* Dataset entries *
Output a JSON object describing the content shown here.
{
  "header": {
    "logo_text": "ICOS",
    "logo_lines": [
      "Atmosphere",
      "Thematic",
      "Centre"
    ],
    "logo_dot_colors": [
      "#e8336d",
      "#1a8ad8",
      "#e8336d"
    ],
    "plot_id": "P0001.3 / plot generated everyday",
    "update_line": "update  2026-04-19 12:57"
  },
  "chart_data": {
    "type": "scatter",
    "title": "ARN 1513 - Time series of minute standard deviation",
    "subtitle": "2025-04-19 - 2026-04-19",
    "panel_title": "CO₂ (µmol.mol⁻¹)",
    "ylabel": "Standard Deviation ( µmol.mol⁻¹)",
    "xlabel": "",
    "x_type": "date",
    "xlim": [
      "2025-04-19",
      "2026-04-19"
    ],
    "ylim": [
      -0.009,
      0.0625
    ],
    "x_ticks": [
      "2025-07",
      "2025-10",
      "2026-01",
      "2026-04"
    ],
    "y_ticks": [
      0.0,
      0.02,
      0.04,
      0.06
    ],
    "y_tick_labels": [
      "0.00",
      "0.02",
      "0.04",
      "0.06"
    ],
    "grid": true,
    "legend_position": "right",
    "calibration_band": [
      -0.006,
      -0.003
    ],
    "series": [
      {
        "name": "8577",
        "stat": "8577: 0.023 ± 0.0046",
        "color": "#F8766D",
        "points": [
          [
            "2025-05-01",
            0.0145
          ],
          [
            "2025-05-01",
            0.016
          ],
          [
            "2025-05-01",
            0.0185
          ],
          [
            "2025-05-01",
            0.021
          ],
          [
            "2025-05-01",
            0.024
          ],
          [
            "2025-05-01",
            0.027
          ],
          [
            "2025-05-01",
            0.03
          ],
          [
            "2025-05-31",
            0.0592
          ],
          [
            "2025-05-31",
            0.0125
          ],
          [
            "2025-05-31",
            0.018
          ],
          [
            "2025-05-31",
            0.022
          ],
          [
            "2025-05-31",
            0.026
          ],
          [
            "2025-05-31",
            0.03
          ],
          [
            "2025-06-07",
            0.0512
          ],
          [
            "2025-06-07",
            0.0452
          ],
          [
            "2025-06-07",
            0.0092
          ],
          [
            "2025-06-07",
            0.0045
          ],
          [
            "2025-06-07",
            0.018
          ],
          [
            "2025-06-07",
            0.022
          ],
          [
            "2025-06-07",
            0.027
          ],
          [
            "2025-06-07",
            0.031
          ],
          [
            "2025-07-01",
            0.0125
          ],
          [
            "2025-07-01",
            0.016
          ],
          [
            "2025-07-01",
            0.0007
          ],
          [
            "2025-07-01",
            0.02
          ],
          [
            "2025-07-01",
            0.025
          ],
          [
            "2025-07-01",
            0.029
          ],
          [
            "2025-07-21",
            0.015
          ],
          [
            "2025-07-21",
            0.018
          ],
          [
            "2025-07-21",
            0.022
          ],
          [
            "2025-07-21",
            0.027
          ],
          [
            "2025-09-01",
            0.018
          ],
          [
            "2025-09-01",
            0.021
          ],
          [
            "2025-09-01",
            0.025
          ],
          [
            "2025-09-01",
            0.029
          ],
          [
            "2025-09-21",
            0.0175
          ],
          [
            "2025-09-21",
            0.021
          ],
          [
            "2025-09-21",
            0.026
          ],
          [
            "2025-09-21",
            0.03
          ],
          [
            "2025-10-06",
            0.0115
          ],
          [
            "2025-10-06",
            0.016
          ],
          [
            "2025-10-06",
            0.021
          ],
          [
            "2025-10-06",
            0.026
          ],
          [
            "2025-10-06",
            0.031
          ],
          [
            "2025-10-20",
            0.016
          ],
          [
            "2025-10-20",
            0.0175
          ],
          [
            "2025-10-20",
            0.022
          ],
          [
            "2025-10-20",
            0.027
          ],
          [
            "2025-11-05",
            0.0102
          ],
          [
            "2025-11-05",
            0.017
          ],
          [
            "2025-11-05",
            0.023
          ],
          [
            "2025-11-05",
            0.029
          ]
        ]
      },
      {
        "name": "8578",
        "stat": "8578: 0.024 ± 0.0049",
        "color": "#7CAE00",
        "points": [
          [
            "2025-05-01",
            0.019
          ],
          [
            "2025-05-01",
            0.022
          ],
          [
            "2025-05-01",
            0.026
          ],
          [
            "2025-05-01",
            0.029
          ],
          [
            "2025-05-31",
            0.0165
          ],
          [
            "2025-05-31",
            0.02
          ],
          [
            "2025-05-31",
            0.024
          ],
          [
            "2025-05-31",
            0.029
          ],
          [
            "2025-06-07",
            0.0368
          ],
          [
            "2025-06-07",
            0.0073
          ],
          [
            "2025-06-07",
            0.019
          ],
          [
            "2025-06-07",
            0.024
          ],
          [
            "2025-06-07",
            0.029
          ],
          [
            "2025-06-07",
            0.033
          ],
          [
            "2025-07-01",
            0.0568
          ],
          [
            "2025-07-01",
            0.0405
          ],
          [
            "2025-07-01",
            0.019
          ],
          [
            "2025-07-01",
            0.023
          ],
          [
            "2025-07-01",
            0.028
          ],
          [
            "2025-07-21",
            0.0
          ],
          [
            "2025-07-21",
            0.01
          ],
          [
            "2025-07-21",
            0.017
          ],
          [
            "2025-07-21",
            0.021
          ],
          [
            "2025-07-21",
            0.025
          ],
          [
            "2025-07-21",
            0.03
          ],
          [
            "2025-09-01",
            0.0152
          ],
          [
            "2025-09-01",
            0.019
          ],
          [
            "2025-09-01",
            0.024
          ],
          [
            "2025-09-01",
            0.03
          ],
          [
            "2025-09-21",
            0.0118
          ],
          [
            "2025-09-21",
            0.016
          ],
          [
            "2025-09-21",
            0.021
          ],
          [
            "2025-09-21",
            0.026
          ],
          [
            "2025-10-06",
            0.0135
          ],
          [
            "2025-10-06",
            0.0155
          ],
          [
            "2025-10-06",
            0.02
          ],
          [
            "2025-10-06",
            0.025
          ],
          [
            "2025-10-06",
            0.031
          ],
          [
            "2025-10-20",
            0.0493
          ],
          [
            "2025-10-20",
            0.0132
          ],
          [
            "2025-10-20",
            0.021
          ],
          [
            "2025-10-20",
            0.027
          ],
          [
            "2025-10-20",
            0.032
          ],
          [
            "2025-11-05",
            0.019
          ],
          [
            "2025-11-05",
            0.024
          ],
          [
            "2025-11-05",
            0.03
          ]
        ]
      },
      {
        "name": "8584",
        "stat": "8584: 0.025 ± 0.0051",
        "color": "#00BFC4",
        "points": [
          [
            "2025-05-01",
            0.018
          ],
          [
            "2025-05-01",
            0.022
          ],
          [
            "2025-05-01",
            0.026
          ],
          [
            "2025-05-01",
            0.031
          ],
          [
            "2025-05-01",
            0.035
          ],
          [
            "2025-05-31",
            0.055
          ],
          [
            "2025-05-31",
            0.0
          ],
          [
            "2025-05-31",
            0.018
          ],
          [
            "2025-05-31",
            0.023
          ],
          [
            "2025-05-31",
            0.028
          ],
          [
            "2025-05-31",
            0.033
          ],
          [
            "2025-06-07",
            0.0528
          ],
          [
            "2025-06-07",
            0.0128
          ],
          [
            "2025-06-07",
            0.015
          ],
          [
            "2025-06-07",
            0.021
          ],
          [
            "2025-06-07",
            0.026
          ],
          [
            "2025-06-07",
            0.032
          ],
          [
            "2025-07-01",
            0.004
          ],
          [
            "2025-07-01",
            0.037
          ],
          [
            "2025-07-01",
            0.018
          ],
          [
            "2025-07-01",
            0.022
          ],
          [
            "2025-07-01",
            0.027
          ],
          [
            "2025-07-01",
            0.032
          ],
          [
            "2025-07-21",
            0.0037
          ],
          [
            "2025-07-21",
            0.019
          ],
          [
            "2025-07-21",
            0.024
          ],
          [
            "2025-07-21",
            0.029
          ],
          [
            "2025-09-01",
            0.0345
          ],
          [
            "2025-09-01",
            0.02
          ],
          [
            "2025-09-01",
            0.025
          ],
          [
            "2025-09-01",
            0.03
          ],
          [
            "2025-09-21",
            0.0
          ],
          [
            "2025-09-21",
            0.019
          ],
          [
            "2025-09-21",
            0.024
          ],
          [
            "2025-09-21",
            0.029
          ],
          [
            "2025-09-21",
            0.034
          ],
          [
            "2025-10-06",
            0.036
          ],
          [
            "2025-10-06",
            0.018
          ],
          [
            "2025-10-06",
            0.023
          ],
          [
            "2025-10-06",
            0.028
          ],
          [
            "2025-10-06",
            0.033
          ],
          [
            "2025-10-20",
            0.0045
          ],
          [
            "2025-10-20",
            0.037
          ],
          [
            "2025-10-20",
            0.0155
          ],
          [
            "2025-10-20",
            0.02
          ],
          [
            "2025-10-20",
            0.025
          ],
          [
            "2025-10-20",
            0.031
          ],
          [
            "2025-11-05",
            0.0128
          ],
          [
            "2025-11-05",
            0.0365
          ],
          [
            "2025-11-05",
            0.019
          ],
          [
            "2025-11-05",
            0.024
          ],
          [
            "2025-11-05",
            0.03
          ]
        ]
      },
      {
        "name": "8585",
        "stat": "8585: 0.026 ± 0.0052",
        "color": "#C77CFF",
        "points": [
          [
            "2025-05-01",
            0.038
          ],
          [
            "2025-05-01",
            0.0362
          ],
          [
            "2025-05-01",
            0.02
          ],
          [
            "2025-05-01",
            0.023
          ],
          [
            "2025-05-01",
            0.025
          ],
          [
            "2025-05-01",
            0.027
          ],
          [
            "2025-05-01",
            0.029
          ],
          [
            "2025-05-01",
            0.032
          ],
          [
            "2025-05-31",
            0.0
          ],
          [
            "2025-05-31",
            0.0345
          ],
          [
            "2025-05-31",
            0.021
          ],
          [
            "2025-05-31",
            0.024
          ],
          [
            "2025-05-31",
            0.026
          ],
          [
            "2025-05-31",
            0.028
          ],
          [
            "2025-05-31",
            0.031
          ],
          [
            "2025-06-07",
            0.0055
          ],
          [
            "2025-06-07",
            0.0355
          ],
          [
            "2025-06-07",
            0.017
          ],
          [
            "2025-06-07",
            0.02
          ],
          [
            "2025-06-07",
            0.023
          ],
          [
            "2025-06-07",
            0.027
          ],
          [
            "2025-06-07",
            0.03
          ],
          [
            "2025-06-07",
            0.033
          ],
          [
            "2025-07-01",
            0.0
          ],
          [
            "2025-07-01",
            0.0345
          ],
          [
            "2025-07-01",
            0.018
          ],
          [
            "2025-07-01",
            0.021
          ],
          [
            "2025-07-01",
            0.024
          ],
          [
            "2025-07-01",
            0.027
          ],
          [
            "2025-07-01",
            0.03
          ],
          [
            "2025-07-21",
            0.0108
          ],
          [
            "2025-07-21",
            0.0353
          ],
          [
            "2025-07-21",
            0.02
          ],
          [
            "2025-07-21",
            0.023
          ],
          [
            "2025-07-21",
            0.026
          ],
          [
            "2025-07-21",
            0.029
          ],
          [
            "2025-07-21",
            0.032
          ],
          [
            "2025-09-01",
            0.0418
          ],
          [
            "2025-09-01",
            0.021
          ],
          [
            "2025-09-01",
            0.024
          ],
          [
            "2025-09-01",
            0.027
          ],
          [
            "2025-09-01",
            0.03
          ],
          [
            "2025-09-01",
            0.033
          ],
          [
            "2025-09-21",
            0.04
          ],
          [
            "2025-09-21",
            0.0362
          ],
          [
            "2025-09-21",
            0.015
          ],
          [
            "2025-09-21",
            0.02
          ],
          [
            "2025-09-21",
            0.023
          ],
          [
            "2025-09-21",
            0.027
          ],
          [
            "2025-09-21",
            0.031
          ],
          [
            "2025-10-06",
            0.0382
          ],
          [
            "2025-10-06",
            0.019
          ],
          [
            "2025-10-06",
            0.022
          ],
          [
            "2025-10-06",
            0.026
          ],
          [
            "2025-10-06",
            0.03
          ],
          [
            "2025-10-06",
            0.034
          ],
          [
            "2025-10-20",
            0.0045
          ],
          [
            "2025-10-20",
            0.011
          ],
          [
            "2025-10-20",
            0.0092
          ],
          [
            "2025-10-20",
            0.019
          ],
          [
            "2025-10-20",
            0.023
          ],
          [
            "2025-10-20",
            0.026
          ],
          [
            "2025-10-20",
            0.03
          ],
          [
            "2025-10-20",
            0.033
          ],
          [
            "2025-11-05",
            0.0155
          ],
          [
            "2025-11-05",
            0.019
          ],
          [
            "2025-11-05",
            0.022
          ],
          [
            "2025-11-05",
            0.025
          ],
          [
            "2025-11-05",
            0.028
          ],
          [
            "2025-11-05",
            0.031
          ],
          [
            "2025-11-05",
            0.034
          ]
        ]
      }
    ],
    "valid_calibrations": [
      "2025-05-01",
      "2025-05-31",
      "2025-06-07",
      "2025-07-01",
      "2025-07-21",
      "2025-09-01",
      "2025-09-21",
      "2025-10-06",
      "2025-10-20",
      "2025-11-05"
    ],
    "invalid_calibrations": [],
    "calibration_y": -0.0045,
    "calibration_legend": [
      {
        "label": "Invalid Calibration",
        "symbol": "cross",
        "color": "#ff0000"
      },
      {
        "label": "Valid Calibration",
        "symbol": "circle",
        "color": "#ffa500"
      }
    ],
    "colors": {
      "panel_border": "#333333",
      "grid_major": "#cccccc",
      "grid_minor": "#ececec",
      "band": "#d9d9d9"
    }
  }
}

* Goal *
What is the number of lines that contain "series"? Reply with that number alone.

* Result for this task *
2